- _Challenge_
Print the records below word for word, but leave out the pictures.

* Start *

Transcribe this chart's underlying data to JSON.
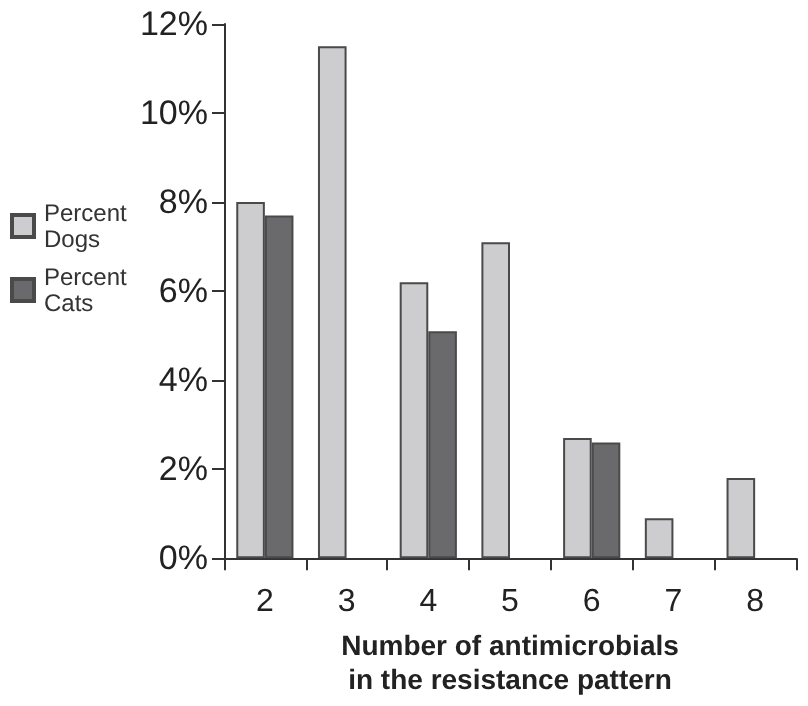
{
  "chart_data": {
    "type": "bar",
    "xlabel": "Number of antimicrobials\nin the resistance pattern",
    "categories": [
      "2",
      "3",
      "4",
      "5",
      "6",
      "7",
      "8"
    ],
    "series": [
      {
        "name": "Percent Dogs",
        "color": "#cdcdcf",
        "values": [
          8.0,
          11.5,
          6.2,
          7.1,
          2.7,
          0.9,
          1.8
        ]
      },
      {
        "name": "Percent Cats",
        "color": "#6a6a6c",
        "values": [
          7.7,
          null,
          5.1,
          null,
          2.6,
          null,
          null
        ]
      }
    ],
    "ylim": [
      0,
      12
    ],
    "yticks": [
      {
        "value": 0,
        "label": "0%"
      },
      {
        "value": 2,
        "label": "2%"
      },
      {
        "value": 4,
        "label": "4%"
      },
      {
        "value": 6,
        "label": "6%"
      },
      {
        "value": 8,
        "label": "8%"
      },
      {
        "value": 10,
        "label": "10%"
      },
      {
        "value": 12,
        "label": "12%"
      }
    ],
    "grid": false,
    "legend": "left"
  }
}
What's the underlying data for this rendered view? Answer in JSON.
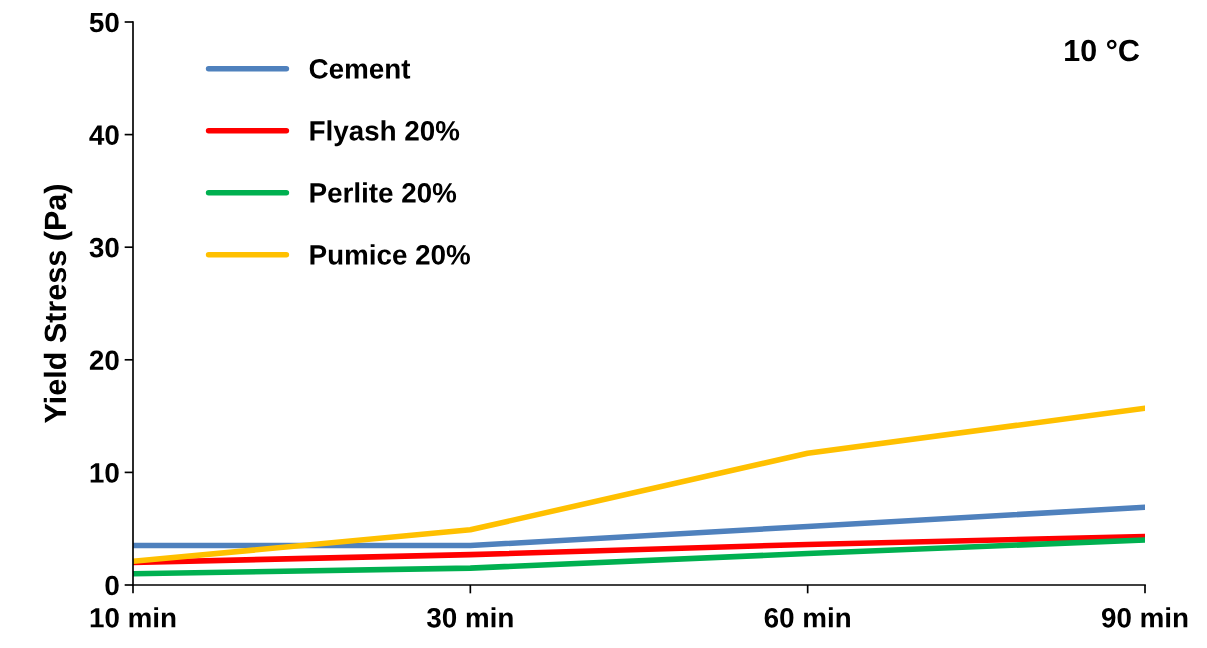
{
  "chart_data": {
    "type": "line",
    "ylabel": "Yield Stress (Pa)",
    "annotations": [
      "10 °C"
    ],
    "categories": [
      "10 min",
      "30 min",
      "60 min",
      "90 min"
    ],
    "series": [
      {
        "name": "Cement",
        "color": "#4f81bd",
        "values": [
          3.5,
          3.5,
          5.2,
          6.9
        ]
      },
      {
        "name": "Flyash 20%",
        "color": "#ff0000",
        "values": [
          2.0,
          2.7,
          3.6,
          4.3
        ]
      },
      {
        "name": "Perlite 20%",
        "color": "#00b050",
        "values": [
          1.0,
          1.5,
          2.8,
          4.0
        ]
      },
      {
        "name": "Pumice 20%",
        "color": "#ffc000",
        "values": [
          2.1,
          4.9,
          11.7,
          15.7
        ]
      }
    ],
    "ylim": [
      0,
      50
    ],
    "yticks": [
      0,
      10,
      20,
      30,
      40,
      50
    ],
    "grid": false,
    "legend": "top left",
    "marker": "none",
    "line_style": "solid"
  }
}
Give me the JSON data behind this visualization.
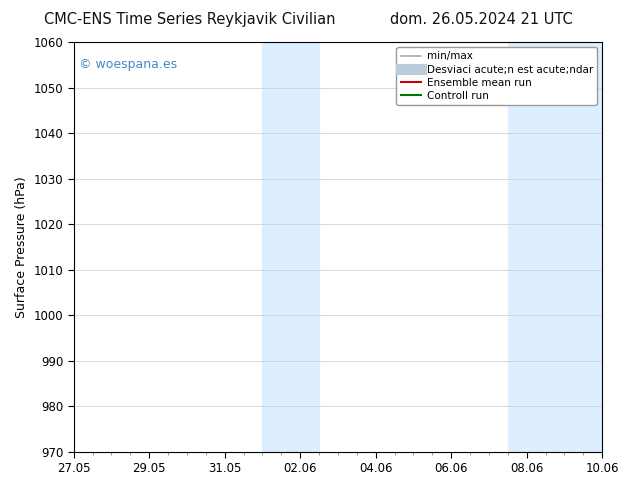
{
  "title_left": "CMC-ENS Time Series Reykjavik Civilian",
  "title_right": "dom. 26.05.2024 21 UTC",
  "ylabel": "Surface Pressure (hPa)",
  "ylim": [
    970,
    1060
  ],
  "yticks": [
    970,
    980,
    990,
    1000,
    1010,
    1020,
    1030,
    1040,
    1050,
    1060
  ],
  "xtick_labels": [
    "27.05",
    "29.05",
    "31.05",
    "02.06",
    "04.06",
    "06.06",
    "08.06",
    "10.06"
  ],
  "xtick_positions": [
    0,
    2,
    4,
    6,
    8,
    10,
    12,
    14
  ],
  "x_total": 14,
  "shaded_regions": [
    {
      "xstart": 5.0,
      "xend": 6.5,
      "color": "#ddeeff"
    },
    {
      "xstart": 11.5,
      "xend": 12.5,
      "color": "#ddeeff"
    },
    {
      "xstart": 12.5,
      "xend": 14.0,
      "color": "#ddeeff"
    }
  ],
  "watermark": "© woespana.es",
  "watermark_color": "#4488cc",
  "legend_items": [
    {
      "label": "min/max",
      "color": "#aaaaaa",
      "lw": 1.2,
      "ls": "-"
    },
    {
      "label": "Desviaci acute;n est acute;ndar",
      "color": "#bbccdd",
      "lw": 8,
      "ls": "-"
    },
    {
      "label": "Ensemble mean run",
      "color": "#cc0000",
      "lw": 1.5,
      "ls": "-"
    },
    {
      "label": "Controll run",
      "color": "#007700",
      "lw": 1.5,
      "ls": "-"
    }
  ],
  "bg_color": "#ffffff",
  "plot_bg_color": "#ffffff",
  "grid_color": "#cccccc",
  "title_fontsize": 10.5,
  "tick_fontsize": 8.5,
  "ylabel_fontsize": 9,
  "watermark_fontsize": 9
}
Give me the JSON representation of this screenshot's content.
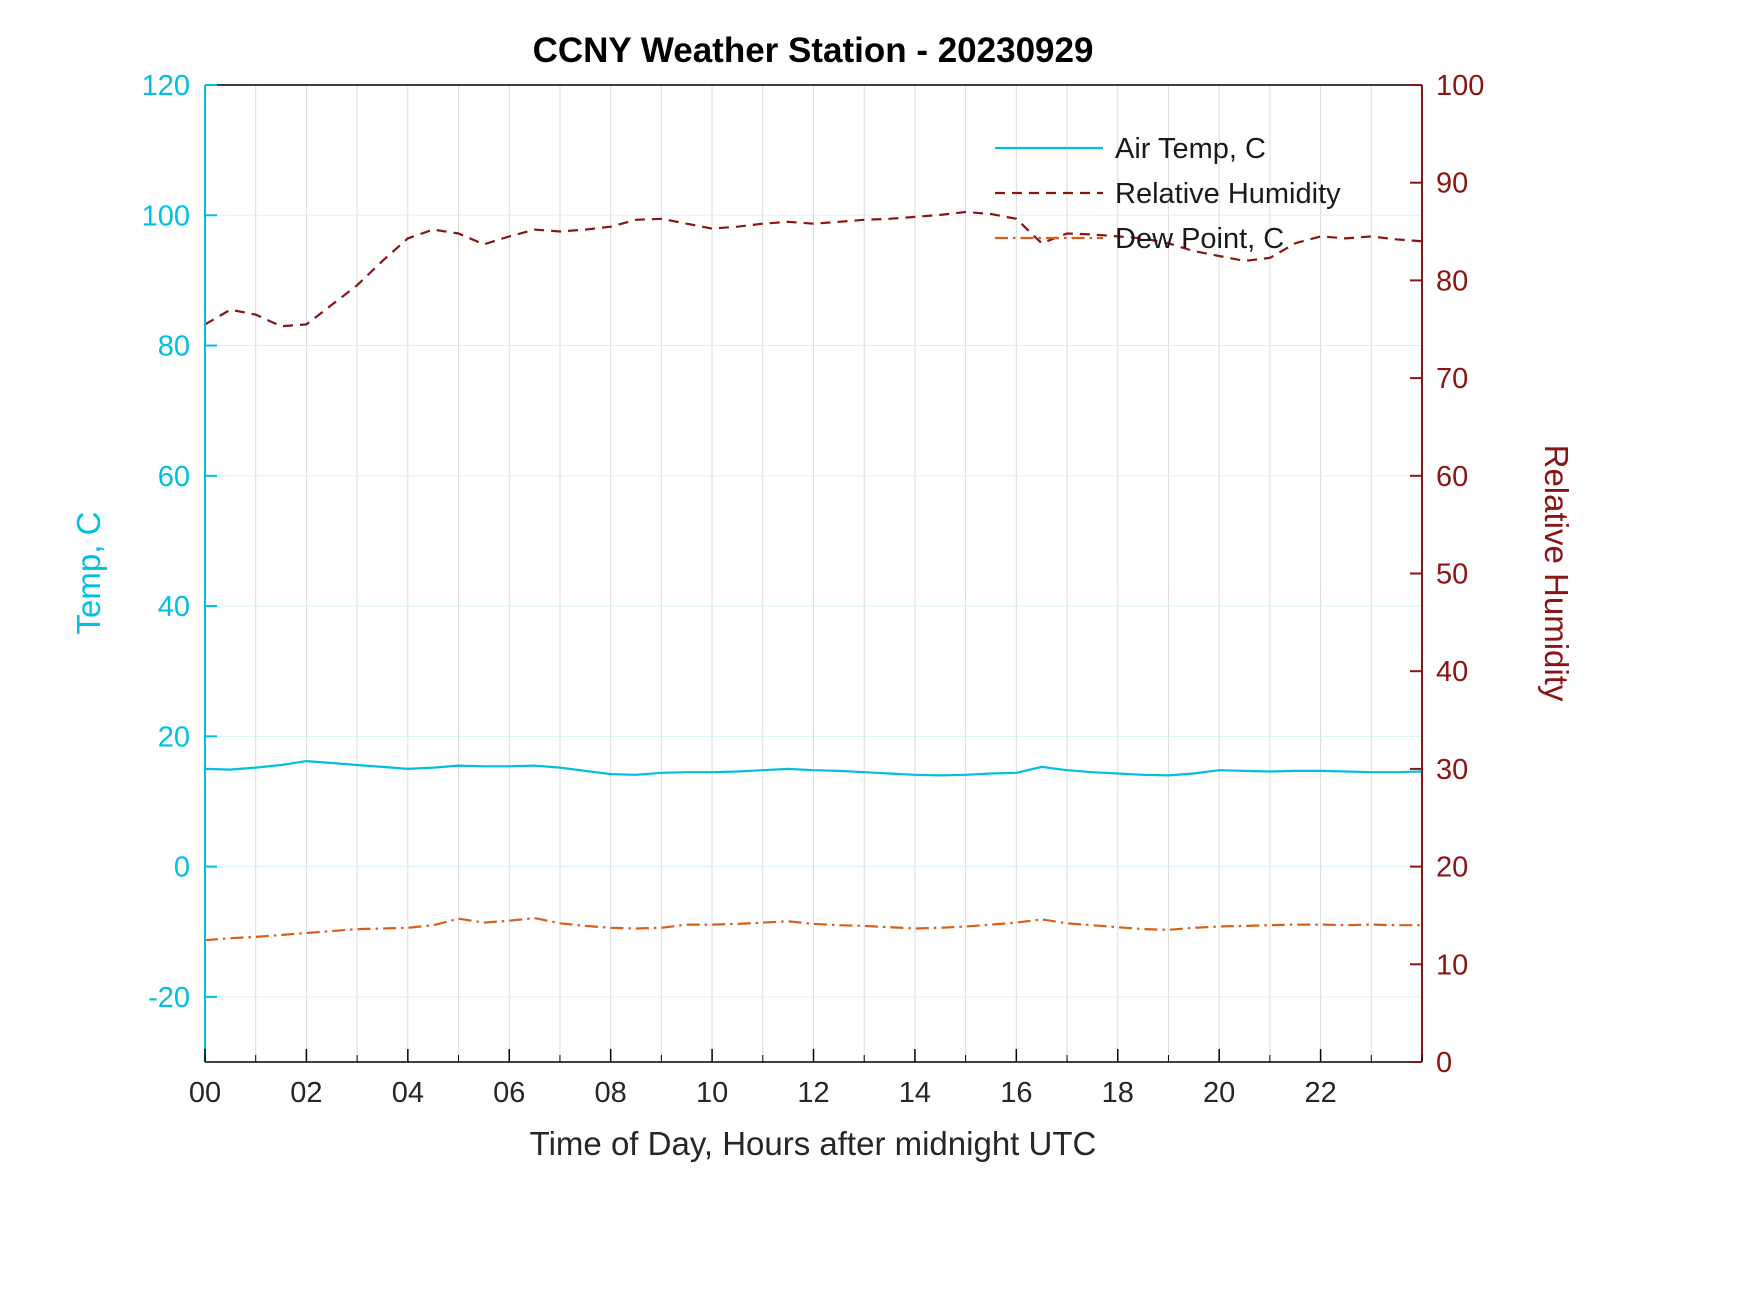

* End *

- _Answer to the problem_
Transcribe this chart's underlying data to JSON.
{
  "chart_data": {
    "type": "bar",
    "xlabel": "Number of antimicrobials\nin the resistance pattern",
    "categories": [
      "2",
      "3",
      "4",
      "5",
      "6",
      "7",
      "8"
    ],
    "series": [
      {
        "name": "Percent Dogs",
        "color": "#cdcdcf",
        "values": [
          8.0,
          11.5,
          6.2,
          7.1,
          2.7,
          0.9,
          1.8
        ]
      },
      {
        "name": "Percent Cats",
        "color": "#6a6a6c",
        "values": [
          7.7,
          null,
          5.1,
          null,
          2.6,
          null,
          null
        ]
      }
    ],
    "ylim": [
      0,
      12
    ],
    "yticks": [
      {
        "value": 0,
        "label": "0%"
      },
      {
        "value": 2,
        "label": "2%"
      },
      {
        "value": 4,
        "label": "4%"
      },
      {
        "value": 6,
        "label": "6%"
      },
      {
        "value": 8,
        "label": "8%"
      },
      {
        "value": 10,
        "label": "10%"
      },
      {
        "value": 12,
        "label": "12%"
      }
    ],
    "grid": false,
    "legend": "left"
  }
}
What's the underlying data for this rendered view? Answer in JSON.
{
  "chart_data": {
    "type": "line",
    "ylabel": "Yield Stress (Pa)",
    "annotations": [
      "10 °C"
    ],
    "categories": [
      "10 min",
      "30 min",
      "60 min",
      "90 min"
    ],
    "series": [
      {
        "name": "Cement",
        "color": "#4f81bd",
        "values": [
          3.5,
          3.5,
          5.2,
          6.9
        ]
      },
      {
        "name": "Flyash 20%",
        "color": "#ff0000",
        "values": [
          2.0,
          2.7,
          3.6,
          4.3
        ]
      },
      {
        "name": "Perlite 20%",
        "color": "#00b050",
        "values": [
          1.0,
          1.5,
          2.8,
          4.0
        ]
      },
      {
        "name": "Pumice 20%",
        "color": "#ffc000",
        "values": [
          2.1,
          4.9,
          11.7,
          15.7
        ]
      }
    ],
    "ylim": [
      0,
      50
    ],
    "yticks": [
      0,
      10,
      20,
      30,
      40,
      50
    ],
    "grid": false,
    "legend": "top left",
    "marker": "none",
    "line_style": "solid"
  }
}
Give me the JSON data behind this visualization.
{
  "title_left": "CMC-ENS Time Series Reykjavik Civilian",
  "title_right": "dom. 26.05.2024 21 UTC",
  "ylabel": "Surface Pressure (hPa)",
  "ylim": [
    970,
    1060
  ],
  "yticks": [
    970,
    980,
    990,
    1000,
    1010,
    1020,
    1030,
    1040,
    1050,
    1060
  ],
  "xtick_labels": [
    "27.05",
    "29.05",
    "31.05",
    "02.06",
    "04.06",
    "06.06",
    "08.06",
    "10.06"
  ],
  "xtick_positions": [
    0,
    2,
    4,
    6,
    8,
    10,
    12,
    14
  ],
  "x_total": 14,
  "shaded_regions": [
    {
      "xstart": 5.0,
      "xend": 6.5,
      "color": "#ddeeff"
    },
    {
      "xstart": 11.5,
      "xend": 12.5,
      "color": "#ddeeff"
    },
    {
      "xstart": 12.5,
      "xend": 14.0,
      "color": "#ddeeff"
    }
  ],
  "watermark": "© woespana.es",
  "watermark_color": "#4488cc",
  "legend_items": [
    {
      "label": "min/max",
      "color": "#aaaaaa",
      "lw": 1.2,
      "ls": "-"
    },
    {
      "label": "Desviaci acute;n est acute;ndar",
      "color": "#bbccdd",
      "lw": 8,
      "ls": "-"
    },
    {
      "label": "Ensemble mean run",
      "color": "#cc0000",
      "lw": 1.5,
      "ls": "-"
    },
    {
      "label": "Controll run",
      "color": "#007700",
      "lw": 1.5,
      "ls": "-"
    }
  ],
  "bg_color": "#ffffff",
  "plot_bg_color": "#ffffff",
  "grid_color": "#cccccc",
  "title_fontsize": 10.5,
  "tick_fontsize": 8.5,
  "ylabel_fontsize": 9,
  "watermark_fontsize": 9
}
Give me the JSON representation of this screenshot's content.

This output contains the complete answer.